» DATA FOR PROCESSING
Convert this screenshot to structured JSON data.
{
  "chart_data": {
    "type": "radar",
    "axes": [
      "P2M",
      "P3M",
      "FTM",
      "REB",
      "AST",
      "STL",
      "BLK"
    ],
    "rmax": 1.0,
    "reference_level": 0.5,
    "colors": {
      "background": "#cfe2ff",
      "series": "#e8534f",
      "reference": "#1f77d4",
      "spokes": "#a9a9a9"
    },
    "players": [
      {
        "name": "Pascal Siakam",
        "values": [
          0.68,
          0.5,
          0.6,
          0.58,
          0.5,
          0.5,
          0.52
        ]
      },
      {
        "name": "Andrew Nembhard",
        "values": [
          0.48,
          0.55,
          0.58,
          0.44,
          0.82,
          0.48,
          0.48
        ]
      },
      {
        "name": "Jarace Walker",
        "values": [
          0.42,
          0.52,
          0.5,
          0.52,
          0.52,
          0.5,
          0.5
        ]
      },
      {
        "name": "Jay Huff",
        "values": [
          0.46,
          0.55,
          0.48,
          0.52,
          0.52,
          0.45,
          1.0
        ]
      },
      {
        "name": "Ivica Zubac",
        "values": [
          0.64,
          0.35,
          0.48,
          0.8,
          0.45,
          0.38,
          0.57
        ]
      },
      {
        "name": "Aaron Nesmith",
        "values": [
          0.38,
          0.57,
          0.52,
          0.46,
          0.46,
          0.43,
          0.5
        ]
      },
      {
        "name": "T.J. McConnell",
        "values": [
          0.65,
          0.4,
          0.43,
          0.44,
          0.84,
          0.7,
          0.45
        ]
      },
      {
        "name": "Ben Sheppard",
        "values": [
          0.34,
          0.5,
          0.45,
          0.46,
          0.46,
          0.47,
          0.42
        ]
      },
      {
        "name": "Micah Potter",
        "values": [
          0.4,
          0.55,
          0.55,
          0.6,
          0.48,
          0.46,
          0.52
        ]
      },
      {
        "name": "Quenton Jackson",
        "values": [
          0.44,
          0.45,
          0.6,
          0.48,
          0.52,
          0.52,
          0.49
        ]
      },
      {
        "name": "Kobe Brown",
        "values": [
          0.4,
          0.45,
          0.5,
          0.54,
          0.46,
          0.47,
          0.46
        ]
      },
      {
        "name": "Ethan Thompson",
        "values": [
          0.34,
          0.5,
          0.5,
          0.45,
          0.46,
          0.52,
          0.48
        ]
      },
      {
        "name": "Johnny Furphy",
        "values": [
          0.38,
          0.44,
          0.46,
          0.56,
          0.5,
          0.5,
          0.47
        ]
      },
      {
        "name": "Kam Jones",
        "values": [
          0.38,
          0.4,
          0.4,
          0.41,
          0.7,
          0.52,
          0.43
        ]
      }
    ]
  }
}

» GOAL
Write out every entry verbatim.

» WRITTEN RESPONSE
Convert this screenshot to structured JSON data.
{
  "chart_data": {
    "type": "radar",
    "axes": [
      "P2M",
      "P3M",
      "FTM",
      "REB",
      "AST",
      "STL",
      "BLK"
    ],
    "rmax": 1.0,
    "reference_level": 0.5,
    "colors": {
      "background": "#cfe2ff",
      "series": "#e8534f",
      "reference": "#1f77d4",
      "spokes": "#a9a9a9"
    },
    "players": [
      {
        "name": "Pascal Siakam",
        "values": [
          0.68,
          0.5,
          0.6,
          0.58,
          0.5,
          0.5,
          0.52
        ]
      },
      {
        "name": "Andrew Nembhard",
        "values": [
          0.48,
          0.55,
          0.58,
          0.44,
          0.82,
          0.48,
          0.48
        ]
      },
      {
        "name": "Jarace Walker",
        "values": [
          0.42,
          0.52,
          0.5,
          0.52,
          0.52,
          0.5,
          0.5
        ]
      },
      {
        "name": "Jay Huff",
        "values": [
          0.46,
          0.55,
          0.48,
          0.52,
          0.52,
          0.45,
          1.0
        ]
      },
      {
        "name": "Ivica Zubac",
        "values": [
          0.64,
          0.35,
          0.48,
          0.8,
          0.45,
          0.38,
          0.57
        ]
      },
      {
        "name": "Aaron Nesmith",
        "values": [
          0.38,
          0.57,
          0.52,
          0.46,
          0.46,
          0.43,
          0.5
        ]
      },
      {
        "name": "T.J. McConnell",
        "values": [
          0.65,
          0.4,
          0.43,
          0.44,
          0.84,
          0.7,
          0.45
        ]
      },
      {
        "name": "Ben Sheppard",
        "values": [
          0.34,
          0.5,
          0.45,
          0.46,
          0.46,
          0.47,
          0.42
        ]
      },
      {
        "name": "Micah Potter",
        "values": [
          0.4,
          0.55,
          0.55,
          0.6,
          0.48,
          0.46,
          0.52
        ]
      },
      {
        "name": "Quenton Jackson",
        "values": [
          0.44,
          0.45,
          0.6,
          0.48,
          0.52,
          0.52,
          0.49
        ]
      },
      {
        "name": "Kobe Brown",
        "values": [
          0.4,
          0.45,
          0.5,
          0.54,
          0.46,
          0.47,
          0.46
        ]
      },
      {
        "name": "Ethan Thompson",
        "values": [
          0.34,
          0.5,
          0.5,
          0.45,
          0.46,
          0.52,
          0.48
        ]
      },
      {
        "name": "Johnny Furphy",
        "values": [
          0.38,
          0.44,
          0.46,
          0.56,
          0.5,
          0.5,
          0.47
        ]
      },
      {
        "name": "Kam Jones",
        "values": [
          0.38,
          0.4,
          0.4,
          0.41,
          0.7,
          0.52,
          0.43
        ]
      }
    ]
  }
}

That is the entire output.